* Extracted data *
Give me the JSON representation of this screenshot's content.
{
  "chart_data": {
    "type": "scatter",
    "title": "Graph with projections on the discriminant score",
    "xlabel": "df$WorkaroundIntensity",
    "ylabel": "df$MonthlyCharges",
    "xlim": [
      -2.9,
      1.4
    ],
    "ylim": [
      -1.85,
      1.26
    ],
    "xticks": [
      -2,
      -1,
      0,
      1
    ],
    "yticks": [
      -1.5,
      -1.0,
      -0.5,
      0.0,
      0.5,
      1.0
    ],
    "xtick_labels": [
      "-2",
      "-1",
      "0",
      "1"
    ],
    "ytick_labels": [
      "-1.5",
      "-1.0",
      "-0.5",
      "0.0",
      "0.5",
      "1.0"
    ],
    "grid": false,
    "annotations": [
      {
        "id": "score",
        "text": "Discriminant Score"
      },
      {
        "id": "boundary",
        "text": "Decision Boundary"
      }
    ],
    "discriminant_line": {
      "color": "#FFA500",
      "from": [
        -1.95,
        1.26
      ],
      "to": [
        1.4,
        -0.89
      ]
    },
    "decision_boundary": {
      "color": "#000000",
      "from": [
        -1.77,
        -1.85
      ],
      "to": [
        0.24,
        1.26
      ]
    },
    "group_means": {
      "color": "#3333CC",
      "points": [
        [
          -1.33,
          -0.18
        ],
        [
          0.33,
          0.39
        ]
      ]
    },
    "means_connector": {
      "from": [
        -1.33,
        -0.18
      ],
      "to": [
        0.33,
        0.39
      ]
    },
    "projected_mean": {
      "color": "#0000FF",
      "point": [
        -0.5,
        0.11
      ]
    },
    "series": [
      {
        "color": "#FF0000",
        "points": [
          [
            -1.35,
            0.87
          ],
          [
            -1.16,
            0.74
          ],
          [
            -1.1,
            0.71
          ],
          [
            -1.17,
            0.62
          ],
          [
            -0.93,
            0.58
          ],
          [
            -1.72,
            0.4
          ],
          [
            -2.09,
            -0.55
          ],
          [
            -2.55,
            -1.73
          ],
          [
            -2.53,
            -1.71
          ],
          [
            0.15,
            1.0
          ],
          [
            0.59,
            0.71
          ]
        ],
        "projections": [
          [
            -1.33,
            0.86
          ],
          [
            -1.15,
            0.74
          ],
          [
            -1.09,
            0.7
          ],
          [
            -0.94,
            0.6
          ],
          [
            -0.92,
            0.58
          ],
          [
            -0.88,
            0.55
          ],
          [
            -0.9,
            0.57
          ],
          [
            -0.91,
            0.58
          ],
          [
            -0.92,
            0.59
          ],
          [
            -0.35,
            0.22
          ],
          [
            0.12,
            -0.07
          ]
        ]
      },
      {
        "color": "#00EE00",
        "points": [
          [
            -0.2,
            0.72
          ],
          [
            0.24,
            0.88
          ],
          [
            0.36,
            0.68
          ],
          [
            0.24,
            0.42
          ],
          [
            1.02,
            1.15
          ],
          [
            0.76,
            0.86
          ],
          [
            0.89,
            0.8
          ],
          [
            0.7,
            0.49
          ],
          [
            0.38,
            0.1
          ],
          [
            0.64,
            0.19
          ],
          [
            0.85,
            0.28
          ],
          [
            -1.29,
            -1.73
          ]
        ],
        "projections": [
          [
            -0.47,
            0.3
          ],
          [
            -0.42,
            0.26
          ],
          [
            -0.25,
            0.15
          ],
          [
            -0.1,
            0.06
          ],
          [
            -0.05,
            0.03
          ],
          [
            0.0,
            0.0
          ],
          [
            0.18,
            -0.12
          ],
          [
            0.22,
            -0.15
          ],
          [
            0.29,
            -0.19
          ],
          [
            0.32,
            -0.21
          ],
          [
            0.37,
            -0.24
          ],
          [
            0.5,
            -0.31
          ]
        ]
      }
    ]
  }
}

* Set task *
Your task is to print all of the records exactly.

* Response to the task *
Give me the JSON representation of this screenshot's content.
{
  "chart_data": {
    "type": "scatter",
    "title": "Graph with projections on the discriminant score",
    "xlabel": "df$WorkaroundIntensity",
    "ylabel": "df$MonthlyCharges",
    "xlim": [
      -2.9,
      1.4
    ],
    "ylim": [
      -1.85,
      1.26
    ],
    "xticks": [
      -2,
      -1,
      0,
      1
    ],
    "yticks": [
      -1.5,
      -1.0,
      -0.5,
      0.0,
      0.5,
      1.0
    ],
    "xtick_labels": [
      "-2",
      "-1",
      "0",
      "1"
    ],
    "ytick_labels": [
      "-1.5",
      "-1.0",
      "-0.5",
      "0.0",
      "0.5",
      "1.0"
    ],
    "grid": false,
    "annotations": [
      {
        "id": "score",
        "text": "Discriminant Score"
      },
      {
        "id": "boundary",
        "text": "Decision Boundary"
      }
    ],
    "discriminant_line": {
      "color": "#FFA500",
      "from": [
        -1.95,
        1.26
      ],
      "to": [
        1.4,
        -0.89
      ]
    },
    "decision_boundary": {
      "color": "#000000",
      "from": [
        -1.77,
        -1.85
      ],
      "to": [
        0.24,
        1.26
      ]
    },
    "group_means": {
      "color": "#3333CC",
      "points": [
        [
          -1.33,
          -0.18
        ],
        [
          0.33,
          0.39
        ]
      ]
    },
    "means_connector": {
      "from": [
        -1.33,
        -0.18
      ],
      "to": [
        0.33,
        0.39
      ]
    },
    "projected_mean": {
      "color": "#0000FF",
      "point": [
        -0.5,
        0.11
      ]
    },
    "series": [
      {
        "color": "#FF0000",
        "points": [
          [
            -1.35,
            0.87
          ],
          [
            -1.16,
            0.74
          ],
          [
            -1.1,
            0.71
          ],
          [
            -1.17,
            0.62
          ],
          [
            -0.93,
            0.58
          ],
          [
            -1.72,
            0.4
          ],
          [
            -2.09,
            -0.55
          ],
          [
            -2.55,
            -1.73
          ],
          [
            -2.53,
            -1.71
          ],
          [
            0.15,
            1.0
          ],
          [
            0.59,
            0.71
          ]
        ],
        "projections": [
          [
            -1.33,
            0.86
          ],
          [
            -1.15,
            0.74
          ],
          [
            -1.09,
            0.7
          ],
          [
            -0.94,
            0.6
          ],
          [
            -0.92,
            0.58
          ],
          [
            -0.88,
            0.55
          ],
          [
            -0.9,
            0.57
          ],
          [
            -0.91,
            0.58
          ],
          [
            -0.92,
            0.59
          ],
          [
            -0.35,
            0.22
          ],
          [
            0.12,
            -0.07
          ]
        ]
      },
      {
        "color": "#00EE00",
        "points": [
          [
            -0.2,
            0.72
          ],
          [
            0.24,
            0.88
          ],
          [
            0.36,
            0.68
          ],
          [
            0.24,
            0.42
          ],
          [
            1.02,
            1.15
          ],
          [
            0.76,
            0.86
          ],
          [
            0.89,
            0.8
          ],
          [
            0.7,
            0.49
          ],
          [
            0.38,
            0.1
          ],
          [
            0.64,
            0.19
          ],
          [
            0.85,
            0.28
          ],
          [
            -1.29,
            -1.73
          ]
        ],
        "projections": [
          [
            -0.47,
            0.3
          ],
          [
            -0.42,
            0.26
          ],
          [
            -0.25,
            0.15
          ],
          [
            -0.1,
            0.06
          ],
          [
            -0.05,
            0.03
          ],
          [
            0.0,
            0.0
          ],
          [
            0.18,
            -0.12
          ],
          [
            0.22,
            -0.15
          ],
          [
            0.29,
            -0.19
          ],
          [
            0.32,
            -0.21
          ],
          [
            0.37,
            -0.24
          ],
          [
            0.5,
            -0.31
          ]
        ]
      }
    ]
  }
}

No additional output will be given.